=== REQUIRED TASK ===
Rewrite the entries below with every "rose-decoration" changed to "flower-ornament" and nothing else altered, and leave the pictures out.
Start of INPUT DATA
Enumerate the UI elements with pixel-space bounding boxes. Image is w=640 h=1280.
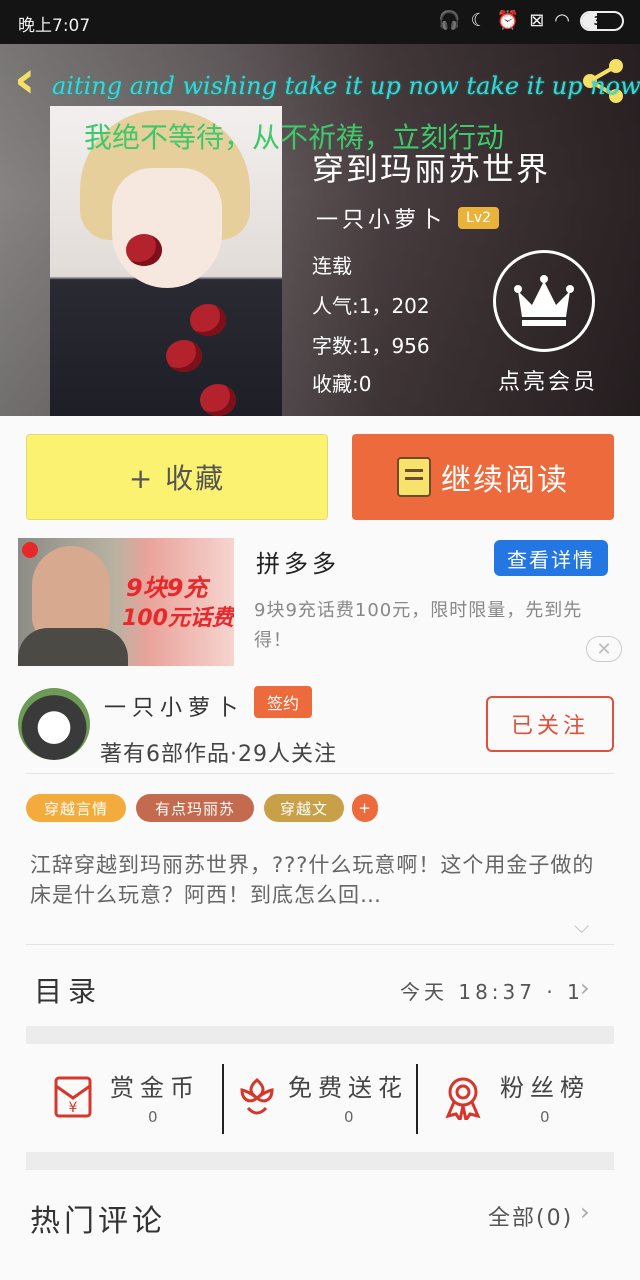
headphones-icon: 🎧 xyxy=(438,10,461,31)
all-comments-link[interactable]: 全部(0) xyxy=(488,1200,573,1232)
status-time: 晚上7:07 xyxy=(18,16,91,36)
book-word-count: 字数:1，956 xyxy=(312,334,430,358)
book-collections: 收藏:0 xyxy=(312,372,372,396)
section-separator xyxy=(26,1152,614,1170)
chevron-right-icon[interactable]: › xyxy=(580,1198,590,1226)
add-tag-button[interactable]: + xyxy=(352,794,378,822)
status-icons: 🎧 ☾ ⏰ ⊠ ◠ 37 xyxy=(438,10,624,31)
ad-heart-icon xyxy=(22,542,38,558)
status-bar: 晚上7:07 🎧 ☾ ⏰ ⊠ ◠ 37 xyxy=(0,0,640,44)
vip-crown-button[interactable] xyxy=(493,250,595,352)
author-level-badge: Lv2 xyxy=(458,207,500,229)
rank-medal-icon[interactable] xyxy=(440,1074,486,1120)
continue-reading-button[interactable]: 继续阅读 xyxy=(352,434,614,520)
tag-chip[interactable]: 有点玛丽苏 xyxy=(136,794,254,822)
author-stats: 著有6部作品·29人关注 xyxy=(100,742,337,767)
continue-reading-label: 继续阅读 xyxy=(441,463,569,498)
battery-icon: 37 xyxy=(580,10,624,31)
chevron-right-icon[interactable]: › xyxy=(580,974,590,1002)
author-avatar[interactable] xyxy=(18,688,90,760)
rose-decoration xyxy=(200,384,236,416)
author-name[interactable]: 一只小萝卜 xyxy=(104,690,244,722)
reward-coins-count: 0 xyxy=(148,1108,158,1126)
rose-decoration xyxy=(190,304,226,336)
rose-decoration xyxy=(126,234,162,266)
book-title: 穿到玛丽苏世界 xyxy=(312,150,551,188)
table-of-contents-label[interactable]: 目录 xyxy=(34,970,102,1010)
reward-flower-label[interactable]: 免费送花 xyxy=(288,1068,408,1103)
book-author[interactable]: 一只小萝卜 Lv2 xyxy=(316,202,500,234)
signed-badge: 签约 xyxy=(254,686,312,718)
svg-text:¥: ¥ xyxy=(69,1100,78,1116)
rose-decoration xyxy=(166,340,202,372)
tag-chip[interactable]: 穿越言情 xyxy=(26,794,126,822)
section-separator xyxy=(26,1026,614,1044)
reward-fans-label[interactable]: 粉丝榜 xyxy=(500,1068,590,1103)
ad-promo-line1: 9块9充 xyxy=(126,574,208,602)
chevron-down-icon[interactable]: ⌵ xyxy=(574,914,589,938)
tag-chip[interactable]: 穿越文 xyxy=(264,794,344,822)
wifi-icon: ◠ xyxy=(554,10,570,31)
book-synopsis: 江辞穿越到玛丽苏世界，???什么玩意啊！这个用金子做的床是什么玩意？阿西！到底怎… xyxy=(30,853,595,907)
red-envelope-yen-icon[interactable]: ¥ xyxy=(50,1074,96,1120)
divider xyxy=(416,1064,418,1134)
toc-latest-update[interactable]: 今天 18:37 · 1 xyxy=(400,976,584,1005)
follow-button[interactable]: 已关注 xyxy=(486,696,614,752)
book-popularity: 人气:1，202 xyxy=(312,294,430,318)
ad-close-icon[interactable]: ✕ xyxy=(586,636,622,662)
ad-view-details-button[interactable]: 查看详情 xyxy=(494,540,608,576)
moon-icon: ☾ xyxy=(470,10,487,31)
book-icon xyxy=(397,457,431,497)
battery-level: 37 xyxy=(593,13,611,28)
ad-description: 9块9充话费100元，限时限量，先到先得！ xyxy=(254,600,583,651)
reward-fans-count: 0 xyxy=(540,1108,550,1126)
vip-label: 点亮会员 xyxy=(498,370,599,395)
divider xyxy=(26,773,614,774)
reward-flower-count: 0 xyxy=(344,1108,354,1126)
crown-icon xyxy=(514,275,574,326)
back-icon[interactable]: ‹ xyxy=(14,54,35,106)
divider xyxy=(222,1064,224,1134)
overlay-marquee-en: aiting and wishing take it up now take i… xyxy=(52,72,640,100)
book-status: 连载 xyxy=(312,254,352,278)
sim-off-icon: ⊠ xyxy=(529,10,545,31)
reward-coins-label[interactable]: 赏金币 xyxy=(110,1068,200,1103)
ad-image[interactable]: 9块9充 100元话费 xyxy=(18,538,234,666)
ad-promo-line2: 100元话费 xyxy=(122,606,234,631)
divider xyxy=(26,944,614,945)
ad-title: 拼多多 xyxy=(256,550,340,578)
collect-button[interactable]: + 收藏 xyxy=(26,434,328,520)
flower-icon[interactable] xyxy=(234,1074,280,1120)
book-author-name: 一只小萝卜 xyxy=(316,208,447,233)
hot-comments-label: 热门评论 xyxy=(30,1204,166,1239)
alarm-icon: ⏰ xyxy=(496,10,520,31)
book-header: ‹ aiting and wishing take it up now take… xyxy=(0,44,640,416)
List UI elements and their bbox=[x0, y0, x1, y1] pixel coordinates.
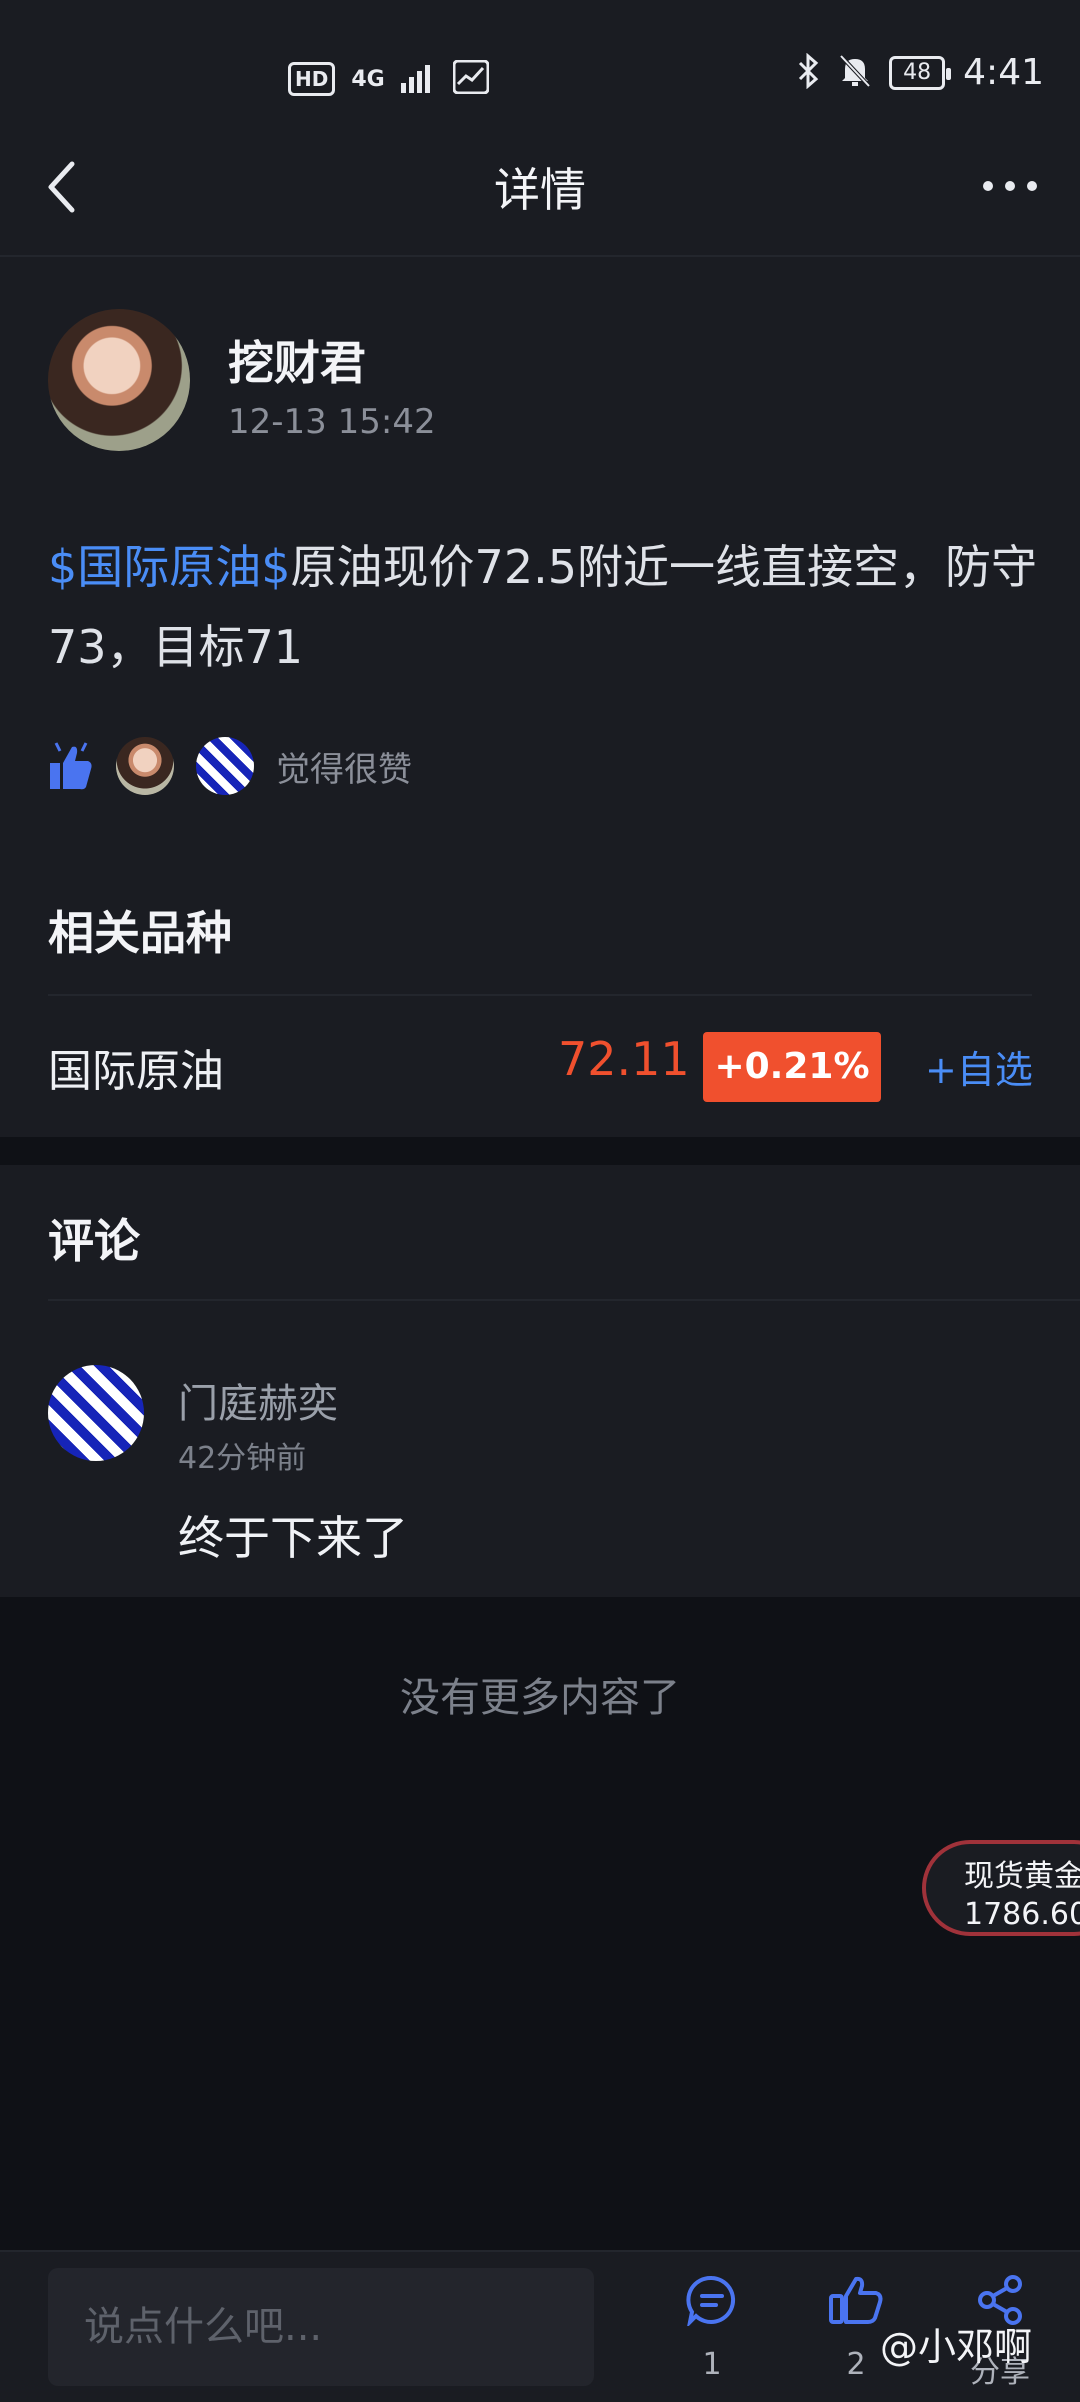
End of INPUT DATA
=== OUTPUT ===
Enumerate the UI elements with pixel-space bounding boxes. Image is w=640 h=1280.
headphones-icon: 🎧 xyxy=(438,10,461,31)
all-comments-link[interactable]: 全部(0) xyxy=(488,1200,573,1232)
status-time: 晚上7:07 xyxy=(18,16,91,36)
book-word-count: 字数:1，956 xyxy=(312,334,430,358)
book-collections: 收藏:0 xyxy=(312,372,372,396)
section-separator xyxy=(26,1152,614,1170)
chevron-right-icon[interactable]: › xyxy=(580,1198,590,1226)
add-tag-button[interactable]: + xyxy=(352,794,378,822)
status-icons: 🎧 ☾ ⏰ ⊠ ◠ 37 xyxy=(438,10,624,31)
ad-heart-icon xyxy=(22,542,38,558)
status-bar: 晚上7:07 🎧 ☾ ⏰ ⊠ ◠ 37 xyxy=(0,0,640,44)
vip-crown-button[interactable] xyxy=(493,250,595,352)
author-level-badge: Lv2 xyxy=(458,207,500,229)
rank-medal-icon[interactable] xyxy=(440,1074,486,1120)
continue-reading-button[interactable]: 继续阅读 xyxy=(352,434,614,520)
tag-chip[interactable]: 有点玛丽苏 xyxy=(136,794,254,822)
author-stats: 著有6部作品·29人关注 xyxy=(100,742,337,767)
continue-reading-label: 继续阅读 xyxy=(441,463,569,498)
battery-icon: 37 xyxy=(580,10,624,31)
chevron-right-icon[interactable]: › xyxy=(580,974,590,1002)
author-avatar[interactable] xyxy=(18,688,90,760)
flower-ornament xyxy=(200,384,236,416)
author-name[interactable]: 一只小萝卜 xyxy=(104,690,244,722)
reward-coins-count: 0 xyxy=(148,1108,158,1126)
flower-ornament xyxy=(190,304,226,336)
flower-ornament xyxy=(126,234,162,266)
book-title: 穿到玛丽苏世界 xyxy=(312,150,551,188)
table-of-contents-label[interactable]: 目录 xyxy=(34,970,102,1010)
reward-flower-label[interactable]: 免费送花 xyxy=(288,1068,408,1103)
book-author[interactable]: 一只小萝卜 Lv2 xyxy=(316,202,500,234)
signed-badge: 签约 xyxy=(254,686,312,718)
svg-text:¥: ¥ xyxy=(69,1100,78,1116)
flower-ornament xyxy=(166,340,202,372)
tag-chip[interactable]: 穿越言情 xyxy=(26,794,126,822)
section-separator xyxy=(26,1026,614,1044)
reward-fans-label[interactable]: 粉丝榜 xyxy=(500,1068,590,1103)
ad-promo-line1: 9块9充 xyxy=(126,574,208,602)
chevron-down-icon[interactable]: ⌵ xyxy=(574,914,589,938)
tag-chip[interactable]: 穿越文 xyxy=(264,794,344,822)
wifi-icon: ◠ xyxy=(554,10,570,31)
book-synopsis: 江辞穿越到玛丽苏世界，???什么玩意啊！这个用金子做的床是什么玩意？阿西！到底怎… xyxy=(30,853,595,907)
red-envelope-yen-icon[interactable]: ¥ xyxy=(50,1074,96,1120)
divider xyxy=(416,1064,418,1134)
toc-latest-update[interactable]: 今天 18:37 · 1 xyxy=(400,976,584,1005)
follow-button[interactable]: 已关注 xyxy=(486,696,614,752)
book-popularity: 人气:1，202 xyxy=(312,294,430,318)
ad-close-icon[interactable]: ✕ xyxy=(586,636,622,662)
ad-view-details-button[interactable]: 查看详情 xyxy=(494,540,608,576)
moon-icon: ☾ xyxy=(470,10,487,31)
book-icon xyxy=(397,457,431,497)
battery-level: 37 xyxy=(593,13,611,28)
ad-description: 9块9充话费100元，限时限量，先到先得！ xyxy=(254,600,583,651)
reward-fans-count: 0 xyxy=(540,1108,550,1126)
vip-label: 点亮会员 xyxy=(498,370,599,395)
divider xyxy=(26,773,614,774)
reward-flower-count: 0 xyxy=(344,1108,354,1126)
crown-icon xyxy=(514,275,574,326)
back-icon[interactable]: ‹ xyxy=(14,54,35,106)
divider xyxy=(222,1064,224,1134)
overlay-marquee-en: aiting and wishing take it up now take i… xyxy=(52,72,640,100)
book-status: 连载 xyxy=(312,254,352,278)
sim-off-icon: ⊠ xyxy=(529,10,545,31)
reward-coins-label[interactable]: 赏金币 xyxy=(110,1068,200,1103)
ad-image[interactable]: 9块9充 100元话费 xyxy=(18,538,234,666)
ad-promo-line2: 100元话费 xyxy=(122,606,234,631)
divider xyxy=(26,944,614,945)
ad-title: 拼多多 xyxy=(256,550,340,578)
collect-button[interactable]: + 收藏 xyxy=(26,434,328,520)
flower-icon[interactable] xyxy=(234,1074,280,1120)
book-author-name: 一只小萝卜 xyxy=(316,208,447,233)
hot-comments-label: 热门评论 xyxy=(30,1204,166,1239)
alarm-icon: ⏰ xyxy=(496,10,520,31)
book-header: ‹ aiting and wishing take it up now take… xyxy=(0,44,640,416)
List UI elements and their bbox=[x0, y0, x1, y1] pixel coordinates.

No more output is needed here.